Data records
┌────────

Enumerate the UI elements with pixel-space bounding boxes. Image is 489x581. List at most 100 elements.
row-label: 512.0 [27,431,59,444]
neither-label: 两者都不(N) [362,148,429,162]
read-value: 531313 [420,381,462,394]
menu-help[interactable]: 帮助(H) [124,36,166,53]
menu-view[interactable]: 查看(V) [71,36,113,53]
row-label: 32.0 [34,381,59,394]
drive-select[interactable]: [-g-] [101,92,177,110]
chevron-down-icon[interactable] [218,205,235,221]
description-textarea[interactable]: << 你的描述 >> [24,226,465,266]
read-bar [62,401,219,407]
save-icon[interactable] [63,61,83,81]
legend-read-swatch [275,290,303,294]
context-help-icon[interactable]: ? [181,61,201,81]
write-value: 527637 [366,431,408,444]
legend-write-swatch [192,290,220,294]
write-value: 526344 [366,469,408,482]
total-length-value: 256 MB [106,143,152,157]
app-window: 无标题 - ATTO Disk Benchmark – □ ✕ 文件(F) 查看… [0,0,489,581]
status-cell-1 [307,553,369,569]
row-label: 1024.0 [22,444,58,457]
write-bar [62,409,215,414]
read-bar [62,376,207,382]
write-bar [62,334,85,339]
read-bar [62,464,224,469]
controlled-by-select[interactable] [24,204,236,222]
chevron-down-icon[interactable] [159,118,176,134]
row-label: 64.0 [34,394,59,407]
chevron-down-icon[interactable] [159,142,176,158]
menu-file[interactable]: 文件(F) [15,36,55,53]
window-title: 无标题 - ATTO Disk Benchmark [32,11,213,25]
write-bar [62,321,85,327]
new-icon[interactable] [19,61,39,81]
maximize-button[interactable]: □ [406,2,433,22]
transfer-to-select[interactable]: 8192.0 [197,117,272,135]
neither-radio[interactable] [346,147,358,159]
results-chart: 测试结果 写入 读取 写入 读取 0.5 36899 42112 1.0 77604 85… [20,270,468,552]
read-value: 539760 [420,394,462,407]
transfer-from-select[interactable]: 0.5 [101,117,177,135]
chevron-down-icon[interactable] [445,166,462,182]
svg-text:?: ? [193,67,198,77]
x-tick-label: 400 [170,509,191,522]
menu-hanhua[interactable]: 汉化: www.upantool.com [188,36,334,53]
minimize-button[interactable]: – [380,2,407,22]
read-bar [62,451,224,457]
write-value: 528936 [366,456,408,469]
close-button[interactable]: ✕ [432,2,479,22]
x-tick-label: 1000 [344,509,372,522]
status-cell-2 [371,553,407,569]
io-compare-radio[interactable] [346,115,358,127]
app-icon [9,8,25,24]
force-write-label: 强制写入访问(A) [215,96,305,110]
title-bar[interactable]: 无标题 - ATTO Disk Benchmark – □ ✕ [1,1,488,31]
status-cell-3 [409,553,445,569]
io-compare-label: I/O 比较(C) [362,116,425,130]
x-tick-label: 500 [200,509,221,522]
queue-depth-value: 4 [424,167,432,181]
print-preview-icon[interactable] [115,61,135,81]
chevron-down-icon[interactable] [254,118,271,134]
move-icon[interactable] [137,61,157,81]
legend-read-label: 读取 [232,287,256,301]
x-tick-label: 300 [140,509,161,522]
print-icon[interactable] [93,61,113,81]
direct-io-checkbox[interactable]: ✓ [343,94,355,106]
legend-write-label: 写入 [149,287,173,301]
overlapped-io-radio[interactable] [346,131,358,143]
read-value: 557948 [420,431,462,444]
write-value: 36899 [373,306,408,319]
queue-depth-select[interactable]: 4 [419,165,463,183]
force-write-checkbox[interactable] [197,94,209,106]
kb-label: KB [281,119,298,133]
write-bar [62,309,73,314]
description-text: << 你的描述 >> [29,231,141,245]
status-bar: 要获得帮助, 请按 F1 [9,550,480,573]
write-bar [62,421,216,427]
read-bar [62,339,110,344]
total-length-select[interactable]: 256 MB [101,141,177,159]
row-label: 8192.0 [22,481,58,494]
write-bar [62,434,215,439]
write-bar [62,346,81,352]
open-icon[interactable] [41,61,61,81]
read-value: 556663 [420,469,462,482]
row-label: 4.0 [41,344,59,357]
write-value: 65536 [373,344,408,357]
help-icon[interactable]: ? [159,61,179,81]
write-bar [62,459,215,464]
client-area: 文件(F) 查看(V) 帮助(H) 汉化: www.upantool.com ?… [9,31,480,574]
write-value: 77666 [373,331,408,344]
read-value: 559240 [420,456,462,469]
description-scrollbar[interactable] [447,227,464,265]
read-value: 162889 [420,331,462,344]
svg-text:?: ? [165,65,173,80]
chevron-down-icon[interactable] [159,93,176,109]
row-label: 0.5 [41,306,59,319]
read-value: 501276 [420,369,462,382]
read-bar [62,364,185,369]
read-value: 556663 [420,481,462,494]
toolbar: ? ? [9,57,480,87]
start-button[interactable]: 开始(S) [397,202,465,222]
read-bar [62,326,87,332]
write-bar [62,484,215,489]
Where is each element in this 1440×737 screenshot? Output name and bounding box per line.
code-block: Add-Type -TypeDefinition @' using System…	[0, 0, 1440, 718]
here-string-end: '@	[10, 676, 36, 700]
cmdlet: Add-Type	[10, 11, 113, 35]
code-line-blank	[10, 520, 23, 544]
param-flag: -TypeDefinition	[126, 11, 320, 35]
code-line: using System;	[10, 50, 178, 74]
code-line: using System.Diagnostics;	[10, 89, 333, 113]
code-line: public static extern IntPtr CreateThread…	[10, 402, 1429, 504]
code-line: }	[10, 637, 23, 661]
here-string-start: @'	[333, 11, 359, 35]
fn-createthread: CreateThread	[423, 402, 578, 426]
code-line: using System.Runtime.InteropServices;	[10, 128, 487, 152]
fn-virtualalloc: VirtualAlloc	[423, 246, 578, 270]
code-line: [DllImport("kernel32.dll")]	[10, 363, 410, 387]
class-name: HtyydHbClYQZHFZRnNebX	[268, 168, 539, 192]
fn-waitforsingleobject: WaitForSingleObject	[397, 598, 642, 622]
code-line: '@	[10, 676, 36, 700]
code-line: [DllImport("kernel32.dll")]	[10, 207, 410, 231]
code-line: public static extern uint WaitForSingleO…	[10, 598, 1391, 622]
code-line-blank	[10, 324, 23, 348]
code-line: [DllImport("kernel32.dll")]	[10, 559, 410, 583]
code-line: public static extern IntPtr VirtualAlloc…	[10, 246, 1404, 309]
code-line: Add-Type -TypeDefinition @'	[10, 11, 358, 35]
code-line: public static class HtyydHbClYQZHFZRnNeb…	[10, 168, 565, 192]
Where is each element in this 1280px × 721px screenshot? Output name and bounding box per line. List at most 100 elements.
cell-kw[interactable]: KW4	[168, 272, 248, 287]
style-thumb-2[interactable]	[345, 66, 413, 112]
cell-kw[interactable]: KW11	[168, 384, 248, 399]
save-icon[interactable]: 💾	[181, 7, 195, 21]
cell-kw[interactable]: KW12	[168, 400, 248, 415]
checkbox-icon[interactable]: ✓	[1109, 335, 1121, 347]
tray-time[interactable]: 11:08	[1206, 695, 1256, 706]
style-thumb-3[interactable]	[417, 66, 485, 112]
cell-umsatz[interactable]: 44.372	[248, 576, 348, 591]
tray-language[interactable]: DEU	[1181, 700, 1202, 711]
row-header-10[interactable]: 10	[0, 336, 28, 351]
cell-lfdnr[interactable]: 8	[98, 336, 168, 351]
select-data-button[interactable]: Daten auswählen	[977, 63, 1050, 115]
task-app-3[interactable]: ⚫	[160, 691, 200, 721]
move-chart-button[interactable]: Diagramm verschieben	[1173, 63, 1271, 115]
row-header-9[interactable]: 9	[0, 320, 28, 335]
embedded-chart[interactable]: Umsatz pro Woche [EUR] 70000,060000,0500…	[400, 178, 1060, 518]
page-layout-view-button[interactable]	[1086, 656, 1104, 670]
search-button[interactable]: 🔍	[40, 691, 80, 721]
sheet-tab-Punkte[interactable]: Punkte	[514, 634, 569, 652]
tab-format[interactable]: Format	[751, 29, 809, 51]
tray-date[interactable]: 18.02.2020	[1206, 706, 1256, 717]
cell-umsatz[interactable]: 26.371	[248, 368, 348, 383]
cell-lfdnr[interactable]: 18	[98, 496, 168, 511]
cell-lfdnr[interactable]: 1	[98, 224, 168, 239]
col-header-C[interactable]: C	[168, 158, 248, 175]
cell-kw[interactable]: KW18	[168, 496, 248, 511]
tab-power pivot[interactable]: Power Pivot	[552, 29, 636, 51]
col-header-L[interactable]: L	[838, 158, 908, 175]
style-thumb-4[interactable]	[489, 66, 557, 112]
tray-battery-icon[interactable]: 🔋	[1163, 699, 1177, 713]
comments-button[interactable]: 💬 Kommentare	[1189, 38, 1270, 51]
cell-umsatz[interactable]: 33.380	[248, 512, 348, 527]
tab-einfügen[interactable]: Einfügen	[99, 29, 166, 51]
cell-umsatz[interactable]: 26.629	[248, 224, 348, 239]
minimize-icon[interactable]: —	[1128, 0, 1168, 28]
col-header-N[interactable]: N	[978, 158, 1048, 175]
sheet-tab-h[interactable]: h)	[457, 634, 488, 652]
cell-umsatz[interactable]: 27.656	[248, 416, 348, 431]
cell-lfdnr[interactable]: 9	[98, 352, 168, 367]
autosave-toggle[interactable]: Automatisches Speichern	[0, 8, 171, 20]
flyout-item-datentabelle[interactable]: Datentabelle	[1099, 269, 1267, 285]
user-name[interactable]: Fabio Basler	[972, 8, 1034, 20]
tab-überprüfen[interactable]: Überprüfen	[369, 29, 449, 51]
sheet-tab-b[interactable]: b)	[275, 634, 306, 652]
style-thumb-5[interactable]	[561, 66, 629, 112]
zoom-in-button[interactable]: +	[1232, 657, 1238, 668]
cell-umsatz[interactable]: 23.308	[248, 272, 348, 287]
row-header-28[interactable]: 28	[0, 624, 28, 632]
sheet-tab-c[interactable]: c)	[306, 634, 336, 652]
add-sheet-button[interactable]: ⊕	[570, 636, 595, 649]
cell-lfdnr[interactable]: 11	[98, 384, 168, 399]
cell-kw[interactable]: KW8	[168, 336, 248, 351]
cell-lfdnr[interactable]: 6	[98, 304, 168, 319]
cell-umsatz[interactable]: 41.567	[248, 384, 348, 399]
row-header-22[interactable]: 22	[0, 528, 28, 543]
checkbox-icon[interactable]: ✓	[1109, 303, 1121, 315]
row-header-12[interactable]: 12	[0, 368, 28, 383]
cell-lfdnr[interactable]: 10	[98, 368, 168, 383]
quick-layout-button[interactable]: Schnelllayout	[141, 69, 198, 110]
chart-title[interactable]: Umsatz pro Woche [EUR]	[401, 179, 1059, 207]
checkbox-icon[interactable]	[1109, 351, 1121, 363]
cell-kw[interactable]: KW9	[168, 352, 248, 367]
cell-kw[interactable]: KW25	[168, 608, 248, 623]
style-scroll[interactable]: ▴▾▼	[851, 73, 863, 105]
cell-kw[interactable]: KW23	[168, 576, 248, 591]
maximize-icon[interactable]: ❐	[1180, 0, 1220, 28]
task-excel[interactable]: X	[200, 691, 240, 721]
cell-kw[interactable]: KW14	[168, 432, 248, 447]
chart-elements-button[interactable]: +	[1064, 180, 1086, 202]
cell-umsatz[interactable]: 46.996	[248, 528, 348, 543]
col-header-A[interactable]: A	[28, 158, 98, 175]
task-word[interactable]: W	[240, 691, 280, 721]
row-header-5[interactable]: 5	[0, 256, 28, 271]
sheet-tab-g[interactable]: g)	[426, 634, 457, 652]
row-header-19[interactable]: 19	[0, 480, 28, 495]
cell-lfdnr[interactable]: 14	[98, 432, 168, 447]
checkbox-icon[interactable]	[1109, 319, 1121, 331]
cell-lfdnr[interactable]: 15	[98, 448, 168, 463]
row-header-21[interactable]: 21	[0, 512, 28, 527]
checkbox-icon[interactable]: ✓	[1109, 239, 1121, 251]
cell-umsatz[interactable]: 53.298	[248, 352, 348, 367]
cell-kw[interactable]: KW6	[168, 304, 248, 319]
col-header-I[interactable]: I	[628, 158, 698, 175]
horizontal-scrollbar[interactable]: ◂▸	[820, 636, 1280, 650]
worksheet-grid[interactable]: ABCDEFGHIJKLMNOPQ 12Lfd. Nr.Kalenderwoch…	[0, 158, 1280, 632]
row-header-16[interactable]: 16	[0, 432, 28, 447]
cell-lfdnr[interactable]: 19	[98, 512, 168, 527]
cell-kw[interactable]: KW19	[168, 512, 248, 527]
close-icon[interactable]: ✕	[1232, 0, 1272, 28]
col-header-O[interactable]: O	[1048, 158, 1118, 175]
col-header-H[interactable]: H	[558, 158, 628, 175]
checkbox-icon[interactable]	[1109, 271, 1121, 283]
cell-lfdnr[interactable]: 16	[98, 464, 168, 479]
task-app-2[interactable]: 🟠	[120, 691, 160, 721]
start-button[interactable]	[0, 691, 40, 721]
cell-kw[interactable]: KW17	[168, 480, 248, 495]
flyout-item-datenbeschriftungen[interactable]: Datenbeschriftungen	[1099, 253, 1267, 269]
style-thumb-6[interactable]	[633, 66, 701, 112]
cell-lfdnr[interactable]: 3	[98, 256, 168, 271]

└────────

**Task to complete:**
Gather every line of the records above that contains the string "status", and copy each of those lines in full.

**The result:**
status-cell-1 [307,553,369,569]
status-cell-2 [371,553,407,569]
status-cell-3 [409,553,445,569]
status-bar: 要获得帮助, 请按 F1 [9,550,480,573]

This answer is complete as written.